ANFORDERUNGEN AN AUFGABEN >>
- A) Prüfen Sie anhand des Textes über die Arenaeinbauten, ob die folgenden Aussagen mit ihm übereinstimmen: (i) Im Jahr 2000 wurden im Bereich der Arenaeinbauten sechs Bohrungen ausgeführt. (ii) Die Tuffblöcke der Mauern ruhen direkt auf den Streifenfundamenten. (iii) Die Blöcke aus Monteverde-Tuff erreichten Maße bis zu 2,40 × 1,30 × 0,90 m. Beantworten Sie jede Aussage mit Ja oder Nein, und zitieren Sie die entscheidenden Worte des Textes wörtlich.
- B) Führen Sie den Text über die Arenaeinbauten ab seinem letzten Satz weiter.

VORGEGEBENER TEXT >>
::::::::::
Im Jahr 2000 wurden sechs Bohrungen im Bereich der Arenaeinbauten ausgeführt. 27Vier von ihnen stellten die Fundamenttiefe der Tuffmauern mit 3,25 m fest. Die Bohrkerne wiesen unterschiedliche Ausführungen der Fundamente nach, die auf das unregelmäßige Gelände zurückgeführt werden. Da die Tuffblöcke der Mauern nicht direkt auf den Streifenfundamenten, sondern auf der Grundplatte der Masicciata ruhen, besaß das Untergeschoss der Arena demnach eine Bodenoberfläche, die zunächst ohne Mauern genutzt wurde. Die Blöcke des opus quadratum aus Monteverde-Tuff erreichten Maße bis zu 2,40 × 1,30 × 0,90 m.
::::::::::
AUSZÜGE AUS DATENSÄTZEN >>

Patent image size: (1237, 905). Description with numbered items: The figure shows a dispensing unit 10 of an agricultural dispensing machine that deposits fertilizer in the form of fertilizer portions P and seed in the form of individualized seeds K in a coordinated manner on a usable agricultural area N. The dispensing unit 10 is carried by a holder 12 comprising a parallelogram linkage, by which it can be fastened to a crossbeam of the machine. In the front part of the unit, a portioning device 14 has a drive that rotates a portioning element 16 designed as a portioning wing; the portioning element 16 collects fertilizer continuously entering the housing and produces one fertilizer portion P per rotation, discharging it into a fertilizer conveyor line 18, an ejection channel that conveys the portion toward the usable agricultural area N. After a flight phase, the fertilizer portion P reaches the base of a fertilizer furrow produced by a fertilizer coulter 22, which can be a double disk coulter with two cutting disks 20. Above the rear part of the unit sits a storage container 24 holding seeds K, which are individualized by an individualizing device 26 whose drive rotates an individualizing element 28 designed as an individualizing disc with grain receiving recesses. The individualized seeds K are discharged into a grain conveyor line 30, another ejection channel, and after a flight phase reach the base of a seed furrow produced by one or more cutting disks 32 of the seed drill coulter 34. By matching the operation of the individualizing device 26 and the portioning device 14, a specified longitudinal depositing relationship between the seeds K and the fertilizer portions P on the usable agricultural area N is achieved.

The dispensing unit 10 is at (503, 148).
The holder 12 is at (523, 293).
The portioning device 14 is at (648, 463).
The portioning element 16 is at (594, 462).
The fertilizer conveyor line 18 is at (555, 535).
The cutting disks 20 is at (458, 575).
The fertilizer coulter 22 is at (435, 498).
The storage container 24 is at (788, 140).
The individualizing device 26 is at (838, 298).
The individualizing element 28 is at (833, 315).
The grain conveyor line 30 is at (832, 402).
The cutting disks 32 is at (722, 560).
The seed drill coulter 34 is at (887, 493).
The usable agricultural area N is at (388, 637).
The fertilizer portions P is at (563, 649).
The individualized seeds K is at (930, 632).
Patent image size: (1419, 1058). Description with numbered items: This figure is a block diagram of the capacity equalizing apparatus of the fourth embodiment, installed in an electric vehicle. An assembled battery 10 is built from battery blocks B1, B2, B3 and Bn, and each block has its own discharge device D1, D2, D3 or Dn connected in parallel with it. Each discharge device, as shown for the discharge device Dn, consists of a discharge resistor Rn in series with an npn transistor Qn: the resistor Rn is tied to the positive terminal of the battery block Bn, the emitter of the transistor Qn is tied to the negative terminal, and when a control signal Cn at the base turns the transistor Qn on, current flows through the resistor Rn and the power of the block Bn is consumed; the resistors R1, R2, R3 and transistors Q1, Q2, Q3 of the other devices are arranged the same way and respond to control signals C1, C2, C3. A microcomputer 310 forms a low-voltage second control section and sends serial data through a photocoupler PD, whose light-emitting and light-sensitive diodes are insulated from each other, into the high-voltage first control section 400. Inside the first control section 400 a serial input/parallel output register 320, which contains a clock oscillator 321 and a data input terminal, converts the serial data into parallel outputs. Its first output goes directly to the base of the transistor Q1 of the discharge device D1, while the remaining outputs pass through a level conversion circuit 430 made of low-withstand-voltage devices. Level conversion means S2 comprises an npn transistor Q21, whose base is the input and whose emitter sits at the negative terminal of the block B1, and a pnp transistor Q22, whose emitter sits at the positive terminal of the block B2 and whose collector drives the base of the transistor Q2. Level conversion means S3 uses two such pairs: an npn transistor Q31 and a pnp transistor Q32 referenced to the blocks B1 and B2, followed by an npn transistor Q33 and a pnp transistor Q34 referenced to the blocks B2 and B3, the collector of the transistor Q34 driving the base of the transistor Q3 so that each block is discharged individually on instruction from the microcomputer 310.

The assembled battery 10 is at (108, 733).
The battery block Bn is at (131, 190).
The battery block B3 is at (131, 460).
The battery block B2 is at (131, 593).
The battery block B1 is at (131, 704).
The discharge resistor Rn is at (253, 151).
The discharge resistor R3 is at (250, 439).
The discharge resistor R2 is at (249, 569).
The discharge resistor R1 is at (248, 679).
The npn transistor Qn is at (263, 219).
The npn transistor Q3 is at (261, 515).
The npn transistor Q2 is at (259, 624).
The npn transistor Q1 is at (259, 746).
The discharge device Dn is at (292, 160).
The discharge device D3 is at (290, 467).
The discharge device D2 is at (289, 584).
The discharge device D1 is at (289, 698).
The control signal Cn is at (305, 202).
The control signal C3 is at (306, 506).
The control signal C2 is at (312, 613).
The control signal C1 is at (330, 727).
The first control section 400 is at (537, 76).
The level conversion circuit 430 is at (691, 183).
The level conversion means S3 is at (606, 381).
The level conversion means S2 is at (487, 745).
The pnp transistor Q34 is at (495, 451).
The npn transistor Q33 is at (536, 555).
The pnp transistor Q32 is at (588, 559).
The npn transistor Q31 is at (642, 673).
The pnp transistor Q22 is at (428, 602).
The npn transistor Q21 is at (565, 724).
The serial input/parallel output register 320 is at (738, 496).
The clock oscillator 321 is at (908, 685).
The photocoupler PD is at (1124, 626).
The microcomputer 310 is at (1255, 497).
::::::::::
ERWARTETE ANTWORTEN >>
- A)
(i) Ja: „Im Jahr 2000 wurden sechs Bohrungen im Bereich der Arenaeinbauten ausgeführt.“
(ii) Nein: „Da die Tuffblöcke der Mauern nicht direkt auf den Streifenfundamenten, sondern auf der Grundplatte der Masicciata ruhen“
(iii) Ja: „Die Blöcke des opus quadratum aus Monteverde-Tuff erreichten Maße bis zu 2,40 × 1,30 × 0,90 m.“

- B)
Zwischen den Befunden der spätrepublikanischen Zeit und der vermuteten flavischen Bauzeit des Kolosseums besteht eine chronologische Lücke. Daraus folgt zwingend, dass nach den beschriebenen Befunden das Kolosseum spätestens in die spätrepublikanische Zeit und zwar in den Zeitraum vom Ende des 2. Jhs. bis in die 1. Hälfte des 1. Jhs. v. Chr. datiert werden muss.
Nach der Planung und Ausführung der Fundamente während der Herrschaft des Kaisers Vespasian wurden im Jahr 80 n. Chr. die Einweihungsspiele von dessen Sohn Titus veranlasst. Das aufgehende Mauerwerk stammt angeblich aus der Regierungszeit des Titus und Domitian. 28Angesichts der für ein Bauwerk dieser Dimension auffallend kurzen Zeitspanne vom Entwurf bis zur Einweihung (ca. zehn Jahre) und der chronologischen Lücke im Fundmaterial überrascht vor allem die Tatsache, dass aus dem vermeintlich flavischen Bauniveau keine flavischen Funde erwähnt wurden.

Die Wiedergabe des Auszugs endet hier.